### What the exercise asks
Give the entries again exactly, every one of them.

>> start

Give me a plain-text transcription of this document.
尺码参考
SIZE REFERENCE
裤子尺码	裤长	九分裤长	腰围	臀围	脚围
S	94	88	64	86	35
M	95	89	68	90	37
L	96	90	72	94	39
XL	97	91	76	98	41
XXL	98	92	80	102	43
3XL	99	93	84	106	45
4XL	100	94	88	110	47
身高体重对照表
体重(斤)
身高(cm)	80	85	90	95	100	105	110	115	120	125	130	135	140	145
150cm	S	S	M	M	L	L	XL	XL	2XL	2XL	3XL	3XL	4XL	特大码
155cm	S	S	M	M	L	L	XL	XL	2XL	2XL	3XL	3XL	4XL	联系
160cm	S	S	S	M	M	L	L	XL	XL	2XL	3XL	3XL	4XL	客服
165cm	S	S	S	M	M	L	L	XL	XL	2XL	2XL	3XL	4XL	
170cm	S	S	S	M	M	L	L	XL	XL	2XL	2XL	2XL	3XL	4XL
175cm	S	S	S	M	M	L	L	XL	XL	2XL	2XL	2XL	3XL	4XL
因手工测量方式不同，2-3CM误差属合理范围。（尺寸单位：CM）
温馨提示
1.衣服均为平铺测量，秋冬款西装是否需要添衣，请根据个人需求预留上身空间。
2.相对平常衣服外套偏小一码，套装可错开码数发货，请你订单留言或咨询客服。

>> end

### Full answer
Give me a plain-text transcription of this document.
尺码参考
SIZE REFERENCE
裤子尺码	裤长	九分裤长	腰围	臀围	脚围
S	94	88	64	86	35
M	95	89	68	90	37
L	96	90	72	94	39
XL	97	91	76	98	41
XXL	98	92	80	102	43
3XL	99	93	84	106	45
4XL	100	94	88	110	47
身高体重对照表
体重(斤)
身高(cm)	80	85	90	95	100	105	110	115	120	125	130	135	140	145
150cm	S	S	M	M	L	L	XL	XL	2XL	2XL	3XL	3XL	4XL	特大码
155cm	S	S	M	M	L	L	XL	XL	2XL	2XL	3XL	3XL	4XL	联系
160cm	S	S	S	M	M	L	L	XL	XL	2XL	3XL	3XL	4XL	客服
165cm	S	S	S	M	M	L	L	XL	XL	2XL	2XL	3XL	4XL	
170cm	S	S	S	M	M	L	L	XL	XL	2XL	2XL	2XL	3XL	4XL
175cm	S	S	S	M	M	L	L	XL	XL	2XL	2XL	2XL	3XL	4XL
因手工测量方式不同，2-3CM误差属合理范围。（尺寸单位：CM）
温馨提示
1.衣服均为平铺测量，秋冬款西装是否需要添衣，请根据个人需求预留上身空间。
2.相对平常衣服外套偏小一码，套装可错开码数发货，请你订单留言或咨询客服。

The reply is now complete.